Items listed in a dataset
━━━━━━

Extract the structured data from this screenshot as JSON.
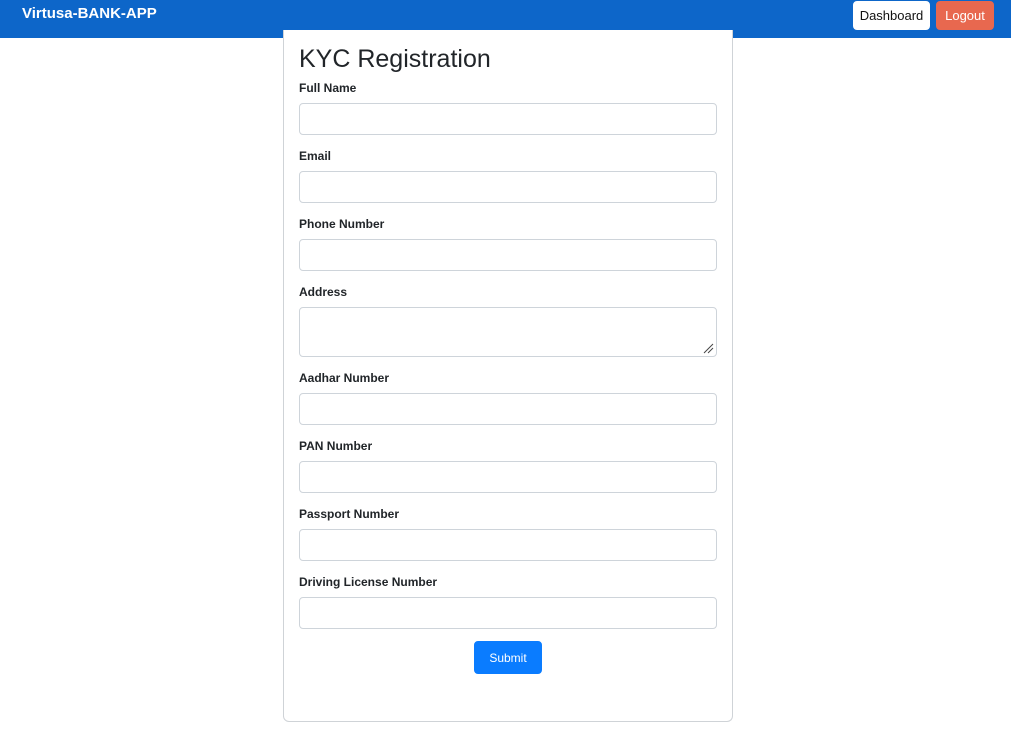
{
  "header": {
    "brand": "Virtusa-BANK-APP",
    "dashboard_label": "Dashboard",
    "logout_label": "Logout"
  },
  "form": {
    "title": "KYC Registration",
    "fields": [
      {
        "label": "Full Name",
        "value": ""
      },
      {
        "label": "Email",
        "value": ""
      },
      {
        "label": "Phone Number",
        "value": ""
      },
      {
        "label": "Address",
        "value": ""
      },
      {
        "label": "Aadhar Number",
        "value": ""
      },
      {
        "label": "PAN Number",
        "value": ""
      },
      {
        "label": "Passport Number",
        "value": ""
      },
      {
        "label": "Driving License Number",
        "value": ""
      }
    ],
    "submit_label": "Submit"
  },
  "colors": {
    "navbar": "#0d66c9",
    "logout": "#e8684f",
    "submit": "#0a7cff"
  }
}
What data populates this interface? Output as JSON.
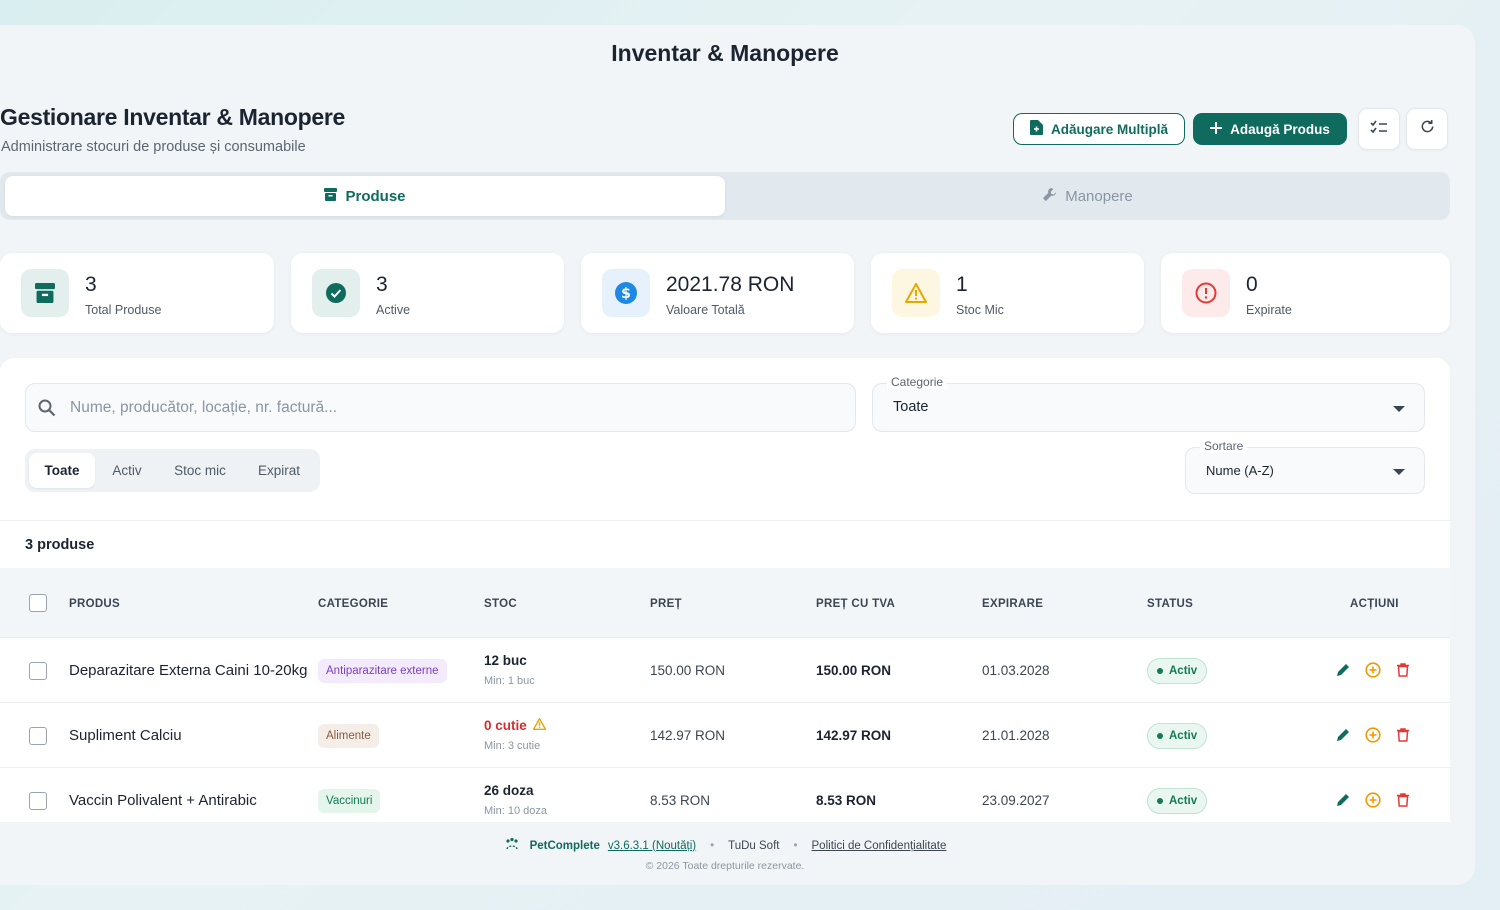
{
  "app": {
    "title": "Inventar & Manopere"
  },
  "header": {
    "title": "Gestionare Inventar & Manopere",
    "subtitle": "Administrare stocuri de produse și consumabile",
    "bulk_add_label": "Adăugare Multiplă",
    "add_product_label": "Adaugă Produs"
  },
  "tabs": [
    {
      "label": "Produse",
      "icon": "archive-icon",
      "active": true
    },
    {
      "label": "Manopere",
      "icon": "wrench-icon",
      "active": false
    }
  ],
  "stats": [
    {
      "value": "3",
      "label": "Total Produse",
      "icon": "archive-icon",
      "color": "#0f6b5e",
      "bg": "#e3efed"
    },
    {
      "value": "3",
      "label": "Active",
      "icon": "check-circle-icon",
      "color": "#0f6b5e",
      "bg": "#e3efed"
    },
    {
      "value": "2021.78 RON",
      "label": "Valoare Totală",
      "icon": "dollar-circle-icon",
      "color": "#1e88e5",
      "bg": "#e6f1fb"
    },
    {
      "value": "1",
      "label": "Stoc Mic",
      "icon": "warning-icon",
      "color": "#e6a800",
      "bg": "#fdf6e0"
    },
    {
      "value": "0",
      "label": "Expirate",
      "icon": "alert-circle-icon",
      "color": "#e53935",
      "bg": "#fdeaea"
    }
  ],
  "filters": {
    "search_placeholder": "Nume, producător, locație, nr. factură...",
    "category_label": "Categorie",
    "category_value": "Toate",
    "sort_label": "Sortare",
    "sort_value": "Nume (A-Z)",
    "chips": [
      "Toate",
      "Activ",
      "Stoc mic",
      "Expirat"
    ],
    "active_chip": "Toate"
  },
  "table": {
    "count_text": "3 produse",
    "columns": [
      "PRODUS",
      "CATEGORIE",
      "STOC",
      "PREȚ",
      "PREȚ CU TVA",
      "EXPIRARE",
      "STATUS",
      "ACȚIUNI"
    ],
    "rows": [
      {
        "name": "Deparazitare Externa Caini 10-20kg",
        "category": "Antiparazitare externe",
        "cat_color": "#7b3fbf",
        "cat_bg": "#f3eafc",
        "stock": "12 buc",
        "stock_min": "Min: 1 buc",
        "low": false,
        "price": "150.00 RON",
        "price_tva": "150.00 RON",
        "expiry": "01.03.2028",
        "status": "Activ"
      },
      {
        "name": "Supliment Calciu",
        "category": "Alimente",
        "cat_color": "#8a5a3c",
        "cat_bg": "#f5ede8",
        "stock": "0 cutie",
        "stock_min": "Min: 3 cutie",
        "low": true,
        "price": "142.97 RON",
        "price_tva": "142.97 RON",
        "expiry": "21.01.2028",
        "status": "Activ"
      },
      {
        "name": "Vaccin Polivalent + Antirabic",
        "category": "Vaccinuri",
        "cat_color": "#137a55",
        "cat_bg": "#e4f5ec",
        "stock": "26 doza",
        "stock_min": "Min: 10 doza",
        "low": false,
        "price": "8.53 RON",
        "price_tva": "8.53 RON",
        "expiry": "23.09.2027",
        "status": "Activ"
      }
    ]
  },
  "footer": {
    "brand": "PetComplete",
    "version": "v3.6.3.1 (Noutăți)",
    "company": "TuDu Soft",
    "policy": "Politici de Confidențialitate",
    "copyright": "© 2026 Toate drepturile rezervate."
  }
}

━━━━━━

Lines holding the word "Number" in the entries above are the ones to pull out. Copy them all.

- _Output for this exercise_:
        "label": "Phone Number",
        "label": "Aadhar Number",
        "label": "PAN Number",
        "label": "Passport Number",
        "label": "Driving License Number",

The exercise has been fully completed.